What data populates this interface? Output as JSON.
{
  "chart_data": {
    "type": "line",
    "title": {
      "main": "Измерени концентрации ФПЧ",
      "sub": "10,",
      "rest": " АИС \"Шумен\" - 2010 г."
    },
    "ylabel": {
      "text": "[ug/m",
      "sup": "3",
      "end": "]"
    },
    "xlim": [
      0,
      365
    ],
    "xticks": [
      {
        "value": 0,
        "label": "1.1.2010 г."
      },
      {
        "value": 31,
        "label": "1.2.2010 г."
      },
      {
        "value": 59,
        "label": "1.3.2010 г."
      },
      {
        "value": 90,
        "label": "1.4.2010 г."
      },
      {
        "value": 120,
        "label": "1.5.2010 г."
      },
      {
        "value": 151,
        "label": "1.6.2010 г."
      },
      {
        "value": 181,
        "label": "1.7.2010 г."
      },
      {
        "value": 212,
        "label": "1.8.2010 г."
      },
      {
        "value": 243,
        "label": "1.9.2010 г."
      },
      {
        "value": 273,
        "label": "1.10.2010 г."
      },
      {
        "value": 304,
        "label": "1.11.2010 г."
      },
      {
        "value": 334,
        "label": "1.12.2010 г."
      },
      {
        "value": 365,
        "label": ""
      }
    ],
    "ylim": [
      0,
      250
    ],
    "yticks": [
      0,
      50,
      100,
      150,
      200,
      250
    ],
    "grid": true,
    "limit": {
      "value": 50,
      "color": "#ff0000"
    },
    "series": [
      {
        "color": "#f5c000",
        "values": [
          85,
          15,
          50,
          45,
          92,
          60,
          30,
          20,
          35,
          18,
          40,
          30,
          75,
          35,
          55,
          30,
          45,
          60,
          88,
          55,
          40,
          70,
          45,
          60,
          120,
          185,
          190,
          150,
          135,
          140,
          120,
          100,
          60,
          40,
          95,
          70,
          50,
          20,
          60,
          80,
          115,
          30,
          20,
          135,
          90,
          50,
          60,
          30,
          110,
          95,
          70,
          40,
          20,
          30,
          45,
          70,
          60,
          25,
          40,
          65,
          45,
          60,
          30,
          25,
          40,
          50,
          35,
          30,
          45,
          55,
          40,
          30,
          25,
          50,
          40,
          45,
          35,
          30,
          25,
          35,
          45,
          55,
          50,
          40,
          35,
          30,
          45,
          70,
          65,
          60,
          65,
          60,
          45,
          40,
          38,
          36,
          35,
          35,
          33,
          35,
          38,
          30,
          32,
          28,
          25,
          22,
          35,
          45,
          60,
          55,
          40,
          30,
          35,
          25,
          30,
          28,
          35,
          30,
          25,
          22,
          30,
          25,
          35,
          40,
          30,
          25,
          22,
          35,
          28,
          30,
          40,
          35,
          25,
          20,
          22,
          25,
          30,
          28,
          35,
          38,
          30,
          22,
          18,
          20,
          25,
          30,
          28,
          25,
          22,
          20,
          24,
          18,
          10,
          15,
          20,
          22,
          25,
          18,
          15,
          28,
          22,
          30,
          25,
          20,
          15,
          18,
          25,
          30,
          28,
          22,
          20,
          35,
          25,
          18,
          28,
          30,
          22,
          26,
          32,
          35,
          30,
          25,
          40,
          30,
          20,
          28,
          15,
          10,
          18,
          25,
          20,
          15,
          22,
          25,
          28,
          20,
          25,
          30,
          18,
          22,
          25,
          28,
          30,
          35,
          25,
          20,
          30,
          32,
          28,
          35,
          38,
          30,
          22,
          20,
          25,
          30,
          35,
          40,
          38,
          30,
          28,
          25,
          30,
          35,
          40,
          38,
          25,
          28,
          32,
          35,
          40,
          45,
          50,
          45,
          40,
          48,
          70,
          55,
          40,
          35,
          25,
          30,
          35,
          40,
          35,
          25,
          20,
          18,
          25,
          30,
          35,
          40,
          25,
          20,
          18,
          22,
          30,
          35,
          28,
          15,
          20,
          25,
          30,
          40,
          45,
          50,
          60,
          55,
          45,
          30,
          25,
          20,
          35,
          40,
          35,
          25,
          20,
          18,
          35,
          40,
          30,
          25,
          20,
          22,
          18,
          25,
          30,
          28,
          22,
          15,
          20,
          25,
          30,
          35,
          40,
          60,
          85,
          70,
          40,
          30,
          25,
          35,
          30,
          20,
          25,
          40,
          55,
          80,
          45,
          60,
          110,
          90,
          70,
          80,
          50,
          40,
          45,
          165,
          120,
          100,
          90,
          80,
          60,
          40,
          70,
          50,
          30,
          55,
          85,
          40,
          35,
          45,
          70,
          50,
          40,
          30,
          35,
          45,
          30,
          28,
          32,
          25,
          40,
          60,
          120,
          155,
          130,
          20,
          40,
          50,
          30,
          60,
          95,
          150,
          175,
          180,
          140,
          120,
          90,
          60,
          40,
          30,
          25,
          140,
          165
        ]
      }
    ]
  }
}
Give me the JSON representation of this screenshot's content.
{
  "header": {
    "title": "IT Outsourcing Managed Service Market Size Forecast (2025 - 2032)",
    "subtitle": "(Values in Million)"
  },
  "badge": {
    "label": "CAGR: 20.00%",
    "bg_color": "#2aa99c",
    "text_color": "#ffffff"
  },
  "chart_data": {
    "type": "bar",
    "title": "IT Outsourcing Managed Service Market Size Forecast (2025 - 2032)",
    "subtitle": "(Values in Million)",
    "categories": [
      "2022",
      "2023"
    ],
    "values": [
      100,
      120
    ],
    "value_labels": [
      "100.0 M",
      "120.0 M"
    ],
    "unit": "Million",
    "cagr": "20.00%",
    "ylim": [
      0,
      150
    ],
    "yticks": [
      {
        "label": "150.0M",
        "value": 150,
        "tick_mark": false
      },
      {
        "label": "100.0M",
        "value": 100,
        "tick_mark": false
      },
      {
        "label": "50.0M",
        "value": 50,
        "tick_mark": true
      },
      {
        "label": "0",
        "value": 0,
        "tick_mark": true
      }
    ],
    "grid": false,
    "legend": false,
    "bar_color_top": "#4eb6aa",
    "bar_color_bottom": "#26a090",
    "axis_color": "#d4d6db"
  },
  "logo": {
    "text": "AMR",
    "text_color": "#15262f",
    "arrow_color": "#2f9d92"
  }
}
● ● ● ● ● ● ●
Output each record precisely as given.

• **Output for this exercise**:
What data populates this interface? Output as JSON.
{
  "chart_data": {
    "type": "line",
    "title": {
      "main": "Измерени концентрации ФПЧ",
      "sub": "10,",
      "rest": " АИС \"Шумен\" - 2010 г."
    },
    "ylabel": {
      "text": "[ug/m",
      "sup": "3",
      "end": "]"
    },
    "xlim": [
      0,
      365
    ],
    "xticks": [
      {
        "value": 0,
        "label": "1.1.2010 г."
      },
      {
        "value": 31,
        "label": "1.2.2010 г."
      },
      {
        "value": 59,
        "label": "1.3.2010 г."
      },
      {
        "value": 90,
        "label": "1.4.2010 г."
      },
      {
        "value": 120,
        "label": "1.5.2010 г."
      },
      {
        "value": 151,
        "label": "1.6.2010 г."
      },
      {
        "value": 181,
        "label": "1.7.2010 г."
      },
      {
        "value": 212,
        "label": "1.8.2010 г."
      },
      {
        "value": 243,
        "label": "1.9.2010 г."
      },
      {
        "value": 273,
        "label": "1.10.2010 г."
      },
      {
        "value": 304,
        "label": "1.11.2010 г."
      },
      {
        "value": 334,
        "label": "1.12.2010 г."
      },
      {
        "value": 365,
        "label": ""
      }
    ],
    "ylim": [
      0,
      250
    ],
    "yticks": [
      0,
      50,
      100,
      150,
      200,
      250
    ],
    "grid": true,
    "limit": {
      "value": 50,
      "color": "#ff0000"
    },
    "series": [
      {
        "color": "#f5c000",
        "values": [
          85,
          15,
          50,
          45,
          92,
          60,
          30,
          20,
          35,
          18,
          40,
          30,
          75,
          35,
          55,
          30,
          45,
          60,
          88,
          55,
          40,
          70,
          45,
          60,
          120,
          185,
          190,
          150,
          135,
          140,
          120,
          100,
          60,
          40,
          95,
          70,
          50,
          20,
          60,
          80,
          115,
          30,
          20,
          135,
          90,
          50,
          60,
          30,
          110,
          95,
          70,
          40,
          20,
          30,
          45,
          70,
          60,
          25,
          40,
          65,
          45,
          60,
          30,
          25,
          40,
          50,
          35,
          30,
          45,
          55,
          40,
          30,
          25,
          50,
          40,
          45,
          35,
          30,
          25,
          35,
          45,
          55,
          50,
          40,
          35,
          30,
          45,
          70,
          65,
          60,
          65,
          60,
          45,
          40,
          38,
          36,
          35,
          35,
          33,
          35,
          38,
          30,
          32,
          28,
          25,
          22,
          35,
          45,
          60,
          55,
          40,
          30,
          35,
          25,
          30,
          28,
          35,
          30,
          25,
          22,
          30,
          25,
          35,
          40,
          30,
          25,
          22,
          35,
          28,
          30,
          40,
          35,
          25,
          20,
          22,
          25,
          30,
          28,
          35,
          38,
          30,
          22,
          18,
          20,
          25,
          30,
          28,
          25,
          22,
          20,
          24,
          18,
          10,
          15,
          20,
          22,
          25,
          18,
          15,
          28,
          22,
          30,
          25,
          20,
          15,
          18,
          25,
          30,
          28,
          22,
          20,
          35,
          25,
          18,
          28,
          30,
          22,
          26,
          32,
          35,
          30,
          25,
          40,
          30,
          20,
          28,
          15,
          10,
          18,
          25,
          20,
          15,
          22,
          25,
          28,
          20,
          25,
          30,
          18,
          22,
          25,
          28,
          30,
          35,
          25,
          20,
          30,
          32,
          28,
          35,
          38,
          30,
          22,
          20,
          25,
          30,
          35,
          40,
          38,
          30,
          28,
          25,
          30,
          35,
          40,
          38,
          25,
          28,
          32,
          35,
          40,
          45,
          50,
          45,
          40,
          48,
          70,
          55,
          40,
          35,
          25,
          30,
          35,
          40,
          35,
          25,
          20,
          18,
          25,
          30,
          35,
          40,
          25,
          20,
          18,
          22,
          30,
          35,
          28,
          15,
          20,
          25,
          30,
          40,
          45,
          50,
          60,
          55,
          45,
          30,
          25,
          20,
          35,
          40,
          35,
          25,
          20,
          18,
          35,
          40,
          30,
          25,
          20,
          22,
          18,
          25,
          30,
          28,
          22,
          15,
          20,
          25,
          30,
          35,
          40,
          60,
          85,
          70,
          40,
          30,
          25,
          35,
          30,
          20,
          25,
          40,
          55,
          80,
          45,
          60,
          110,
          90,
          70,
          80,
          50,
          40,
          45,
          165,
          120,
          100,
          90,
          80,
          60,
          40,
          70,
          50,
          30,
          55,
          85,
          40,
          35,
          45,
          70,
          50,
          40,
          30,
          35,
          45,
          30,
          28,
          32,
          25,
          40,
          60,
          120,
          155,
          130,
          20,
          40,
          50,
          30,
          60,
          95,
          150,
          175,
          180,
          140,
          120,
          90,
          60,
          40,
          30,
          25,
          140,
          165
        ]
      }
    ]
  }
}
Give me the JSON representation of this screenshot's content.
{
  "header": {
    "title": "IT Outsourcing Managed Service Market Size Forecast (2025 - 2032)",
    "subtitle": "(Values in Million)"
  },
  "badge": {
    "label": "CAGR: 20.00%",
    "bg_color": "#2aa99c",
    "text_color": "#ffffff"
  },
  "chart_data": {
    "type": "bar",
    "title": "IT Outsourcing Managed Service Market Size Forecast (2025 - 2032)",
    "subtitle": "(Values in Million)",
    "categories": [
      "2022",
      "2023"
    ],
    "values": [
      100,
      120
    ],
    "value_labels": [
      "100.0 M",
      "120.0 M"
    ],
    "unit": "Million",
    "cagr": "20.00%",
    "ylim": [
      0,
      150
    ],
    "yticks": [
      {
        "label": "150.0M",
        "value": 150,
        "tick_mark": false
      },
      {
        "label": "100.0M",
        "value": 100,
        "tick_mark": false
      },
      {
        "label": "50.0M",
        "value": 50,
        "tick_mark": true
      },
      {
        "label": "0",
        "value": 0,
        "tick_mark": true
      }
    ],
    "grid": false,
    "legend": false,
    "bar_color_top": "#4eb6aa",
    "bar_color_bottom": "#26a090",
    "axis_color": "#d4d6db"
  },
  "logo": {
    "text": "AMR",
    "text_color": "#15262f",
    "arrow_color": "#2f9d92"
  }
}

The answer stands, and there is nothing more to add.